>> start

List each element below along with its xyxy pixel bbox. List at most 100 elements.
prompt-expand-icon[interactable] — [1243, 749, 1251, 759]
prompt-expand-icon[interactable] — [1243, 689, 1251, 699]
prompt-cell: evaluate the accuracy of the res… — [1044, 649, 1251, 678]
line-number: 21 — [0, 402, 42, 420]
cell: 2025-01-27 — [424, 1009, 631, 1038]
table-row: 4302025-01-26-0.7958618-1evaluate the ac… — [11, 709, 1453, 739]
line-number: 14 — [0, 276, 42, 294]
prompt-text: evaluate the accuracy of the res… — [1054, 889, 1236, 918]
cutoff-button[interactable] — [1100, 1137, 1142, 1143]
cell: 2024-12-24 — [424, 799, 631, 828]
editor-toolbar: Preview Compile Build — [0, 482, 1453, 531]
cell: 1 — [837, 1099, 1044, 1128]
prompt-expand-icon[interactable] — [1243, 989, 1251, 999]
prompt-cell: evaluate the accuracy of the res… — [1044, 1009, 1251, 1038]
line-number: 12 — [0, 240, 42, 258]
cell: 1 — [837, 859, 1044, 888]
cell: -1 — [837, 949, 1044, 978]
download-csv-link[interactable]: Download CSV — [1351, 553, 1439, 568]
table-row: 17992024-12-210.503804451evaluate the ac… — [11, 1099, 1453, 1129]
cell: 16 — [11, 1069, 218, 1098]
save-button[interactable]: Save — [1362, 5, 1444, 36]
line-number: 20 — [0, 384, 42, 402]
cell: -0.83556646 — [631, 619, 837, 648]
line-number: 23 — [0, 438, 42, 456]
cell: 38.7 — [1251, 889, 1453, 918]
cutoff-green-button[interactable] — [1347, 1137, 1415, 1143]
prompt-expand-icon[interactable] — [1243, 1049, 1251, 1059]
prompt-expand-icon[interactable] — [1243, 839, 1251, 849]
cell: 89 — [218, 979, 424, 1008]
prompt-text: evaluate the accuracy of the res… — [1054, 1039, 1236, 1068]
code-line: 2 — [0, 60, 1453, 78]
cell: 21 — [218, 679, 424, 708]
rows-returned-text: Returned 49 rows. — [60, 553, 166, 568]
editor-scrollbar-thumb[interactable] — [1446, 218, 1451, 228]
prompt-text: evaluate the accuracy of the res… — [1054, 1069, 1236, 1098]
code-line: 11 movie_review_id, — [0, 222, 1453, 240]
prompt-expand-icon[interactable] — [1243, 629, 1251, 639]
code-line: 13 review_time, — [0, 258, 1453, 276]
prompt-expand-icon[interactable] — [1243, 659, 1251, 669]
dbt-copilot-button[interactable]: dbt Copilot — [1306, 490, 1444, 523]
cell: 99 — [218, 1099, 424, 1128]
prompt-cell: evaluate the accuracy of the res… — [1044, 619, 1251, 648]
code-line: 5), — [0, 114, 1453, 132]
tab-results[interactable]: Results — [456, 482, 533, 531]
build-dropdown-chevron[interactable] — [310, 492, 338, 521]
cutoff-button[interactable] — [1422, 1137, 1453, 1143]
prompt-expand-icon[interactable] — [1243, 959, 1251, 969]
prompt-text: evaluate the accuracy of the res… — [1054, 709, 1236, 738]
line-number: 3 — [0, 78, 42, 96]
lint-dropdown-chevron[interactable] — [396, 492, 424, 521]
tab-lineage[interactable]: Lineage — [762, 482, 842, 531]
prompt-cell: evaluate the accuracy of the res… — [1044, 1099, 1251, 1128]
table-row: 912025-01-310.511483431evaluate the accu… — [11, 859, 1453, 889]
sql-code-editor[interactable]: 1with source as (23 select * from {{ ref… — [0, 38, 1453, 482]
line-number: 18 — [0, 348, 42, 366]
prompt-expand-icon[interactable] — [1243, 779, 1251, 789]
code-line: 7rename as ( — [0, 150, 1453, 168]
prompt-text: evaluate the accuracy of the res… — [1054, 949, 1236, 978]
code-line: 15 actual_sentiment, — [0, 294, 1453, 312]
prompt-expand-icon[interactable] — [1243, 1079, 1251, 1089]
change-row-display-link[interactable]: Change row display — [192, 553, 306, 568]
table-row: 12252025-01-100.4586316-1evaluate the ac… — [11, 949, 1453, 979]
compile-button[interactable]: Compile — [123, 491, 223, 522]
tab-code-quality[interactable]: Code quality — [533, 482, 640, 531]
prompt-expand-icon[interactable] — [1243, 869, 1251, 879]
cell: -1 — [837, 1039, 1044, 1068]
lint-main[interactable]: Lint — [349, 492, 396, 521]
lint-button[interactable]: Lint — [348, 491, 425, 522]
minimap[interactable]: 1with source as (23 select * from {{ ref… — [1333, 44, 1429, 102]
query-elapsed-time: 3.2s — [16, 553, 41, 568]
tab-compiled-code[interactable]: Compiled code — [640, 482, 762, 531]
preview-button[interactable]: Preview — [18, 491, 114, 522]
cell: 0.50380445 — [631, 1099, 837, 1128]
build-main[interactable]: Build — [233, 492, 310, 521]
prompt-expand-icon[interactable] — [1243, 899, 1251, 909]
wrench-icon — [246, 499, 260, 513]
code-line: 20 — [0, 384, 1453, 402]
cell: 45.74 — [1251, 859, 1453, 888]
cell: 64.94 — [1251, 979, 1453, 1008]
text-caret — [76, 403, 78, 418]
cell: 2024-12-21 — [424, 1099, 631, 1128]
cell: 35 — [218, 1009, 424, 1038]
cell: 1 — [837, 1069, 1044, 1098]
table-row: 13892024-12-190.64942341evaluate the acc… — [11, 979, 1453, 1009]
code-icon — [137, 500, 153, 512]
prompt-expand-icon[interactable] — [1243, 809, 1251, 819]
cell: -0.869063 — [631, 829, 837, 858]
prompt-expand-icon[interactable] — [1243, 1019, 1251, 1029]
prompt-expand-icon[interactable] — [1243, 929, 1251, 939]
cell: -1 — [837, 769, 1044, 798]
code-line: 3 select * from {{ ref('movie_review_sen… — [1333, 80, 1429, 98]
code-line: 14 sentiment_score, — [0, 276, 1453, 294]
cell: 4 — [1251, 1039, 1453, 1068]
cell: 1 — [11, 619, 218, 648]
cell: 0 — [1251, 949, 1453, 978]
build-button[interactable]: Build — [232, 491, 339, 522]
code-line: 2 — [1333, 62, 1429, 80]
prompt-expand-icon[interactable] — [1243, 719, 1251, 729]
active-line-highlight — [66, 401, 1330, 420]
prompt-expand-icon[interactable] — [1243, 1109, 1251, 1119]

>> end

» EXERCISE TASK
Update the records above so that every "prompt-expand-icon" reads "prompt-toggle-icon", and keep all other text unchanged.

» EXERCISE SOLUTION
List each element below along with its xyxy pixel bbox. List at most 100 elements.
prompt-toggle-icon[interactable] — [1243, 749, 1251, 759]
prompt-toggle-icon[interactable] — [1243, 689, 1251, 699]
prompt-cell: evaluate the accuracy of the res… — [1044, 649, 1251, 678]
line-number: 21 — [0, 402, 42, 420]
cell: 2025-01-27 — [424, 1009, 631, 1038]
table-row: 4302025-01-26-0.7958618-1evaluate the ac… — [11, 709, 1453, 739]
line-number: 14 — [0, 276, 42, 294]
prompt-text: evaluate the accuracy of the res… — [1054, 889, 1236, 918]
cutoff-button[interactable] — [1100, 1137, 1142, 1143]
cell: 2024-12-24 — [424, 799, 631, 828]
editor-toolbar: Preview Compile Build — [0, 482, 1453, 531]
cell: 1 — [837, 1099, 1044, 1128]
prompt-toggle-icon[interactable] — [1243, 989, 1251, 999]
prompt-cell: evaluate the accuracy of the res… — [1044, 1009, 1251, 1038]
line-number: 12 — [0, 240, 42, 258]
cell: 1 — [837, 859, 1044, 888]
cell: -1 — [837, 949, 1044, 978]
download-csv-link[interactable]: Download CSV — [1351, 553, 1439, 568]
table-row: 17992024-12-210.503804451evaluate the ac… — [11, 1099, 1453, 1129]
cell: 16 — [11, 1069, 218, 1098]
save-button[interactable]: Save — [1362, 5, 1444, 36]
line-number: 20 — [0, 384, 42, 402]
cell: -0.83556646 — [631, 619, 837, 648]
line-number: 23 — [0, 438, 42, 456]
cell: 38.7 — [1251, 889, 1453, 918]
cutoff-green-button[interactable] — [1347, 1137, 1415, 1143]
prompt-toggle-icon[interactable] — [1243, 1049, 1251, 1059]
prompt-toggle-icon[interactable] — [1243, 839, 1251, 849]
cell: 89 — [218, 979, 424, 1008]
prompt-text: evaluate the accuracy of the res… — [1054, 1039, 1236, 1068]
code-line: 2 — [0, 60, 1453, 78]
cell: 21 — [218, 679, 424, 708]
rows-returned-text: Returned 49 rows. — [60, 553, 166, 568]
editor-scrollbar-thumb[interactable] — [1446, 218, 1451, 228]
prompt-text: evaluate the accuracy of the res… — [1054, 1069, 1236, 1098]
code-line: 11 movie_review_id, — [0, 222, 1453, 240]
prompt-toggle-icon[interactable] — [1243, 629, 1251, 639]
code-line: 13 review_time, — [0, 258, 1453, 276]
prompt-toggle-icon[interactable] — [1243, 659, 1251, 669]
dbt-copilot-button[interactable]: dbt Copilot — [1306, 490, 1444, 523]
cell: 99 — [218, 1099, 424, 1128]
prompt-cell: evaluate the accuracy of the res… — [1044, 619, 1251, 648]
code-line: 5), — [0, 114, 1453, 132]
tab-results[interactable]: Results — [456, 482, 533, 531]
build-dropdown-chevron[interactable] — [310, 492, 338, 521]
cutoff-button[interactable] — [1422, 1137, 1453, 1143]
prompt-toggle-icon[interactable] — [1243, 959, 1251, 969]
prompt-text: evaluate the accuracy of the res… — [1054, 709, 1236, 738]
line-number: 3 — [0, 78, 42, 96]
lint-dropdown-chevron[interactable] — [396, 492, 424, 521]
tab-lineage[interactable]: Lineage — [762, 482, 842, 531]
prompt-cell: evaluate the accuracy of the res… — [1044, 1099, 1251, 1128]
table-row: 912025-01-310.511483431evaluate the accu… — [11, 859, 1453, 889]
sql-code-editor[interactable]: 1with source as (23 select * from {{ ref… — [0, 38, 1453, 482]
line-number: 18 — [0, 348, 42, 366]
prompt-toggle-icon[interactable] — [1243, 779, 1251, 789]
code-line: 7rename as ( — [0, 150, 1453, 168]
prompt-text: evaluate the accuracy of the res… — [1054, 949, 1236, 978]
code-line: 15 actual_sentiment, — [0, 294, 1453, 312]
prompt-toggle-icon[interactable] — [1243, 1079, 1251, 1089]
change-row-display-link[interactable]: Change row display — [192, 553, 306, 568]
table-row: 12252025-01-100.4586316-1evaluate the ac… — [11, 949, 1453, 979]
compile-button[interactable]: Compile — [123, 491, 223, 522]
tab-code-quality[interactable]: Code quality — [533, 482, 640, 531]
prompt-toggle-icon[interactable] — [1243, 869, 1251, 879]
cell: -1 — [837, 1039, 1044, 1068]
lint-main[interactable]: Lint — [349, 492, 396, 521]
lint-button[interactable]: Lint — [348, 491, 425, 522]
minimap[interactable]: 1with source as (23 select * from {{ ref… — [1333, 44, 1429, 102]
query-elapsed-time: 3.2s — [16, 553, 41, 568]
tab-compiled-code[interactable]: Compiled code — [640, 482, 762, 531]
preview-button[interactable]: Preview — [18, 491, 114, 522]
cell: 0.50380445 — [631, 1099, 837, 1128]
build-main[interactable]: Build — [233, 492, 310, 521]
prompt-toggle-icon[interactable] — [1243, 899, 1251, 909]
wrench-icon — [246, 499, 260, 513]
code-line: 20 — [0, 384, 1453, 402]
cell: 45.74 — [1251, 859, 1453, 888]
cell: 64.94 — [1251, 979, 1453, 1008]
text-caret — [76, 403, 78, 418]
cell: 2024-12-21 — [424, 1099, 631, 1128]
cell: 35 — [218, 1009, 424, 1038]
cell: 1 — [837, 1069, 1044, 1098]
table-row: 13892024-12-190.64942341evaluate the acc… — [11, 979, 1453, 1009]
code-icon — [137, 500, 153, 512]
prompt-toggle-icon[interactable] — [1243, 809, 1251, 819]
cell: -0.869063 — [631, 829, 837, 858]
prompt-toggle-icon[interactable] — [1243, 1019, 1251, 1029]
prompt-toggle-icon[interactable] — [1243, 929, 1251, 939]
cell: -1 — [837, 769, 1044, 798]
code-line: 3 select * from {{ ref('movie_review_sen… — [1333, 80, 1429, 98]
code-line: 14 sentiment_score, — [0, 276, 1453, 294]
cell: 4 — [1251, 1039, 1453, 1068]
cell: 1 — [11, 619, 218, 648]
cell: 0 — [1251, 949, 1453, 978]
build-button[interactable]: Build — [232, 491, 339, 522]
code-line: 2 — [1333, 62, 1429, 80]
prompt-toggle-icon[interactable] — [1243, 719, 1251, 729]
active-line-highlight — [66, 401, 1330, 420]
prompt-toggle-icon[interactable] — [1243, 1109, 1251, 1119]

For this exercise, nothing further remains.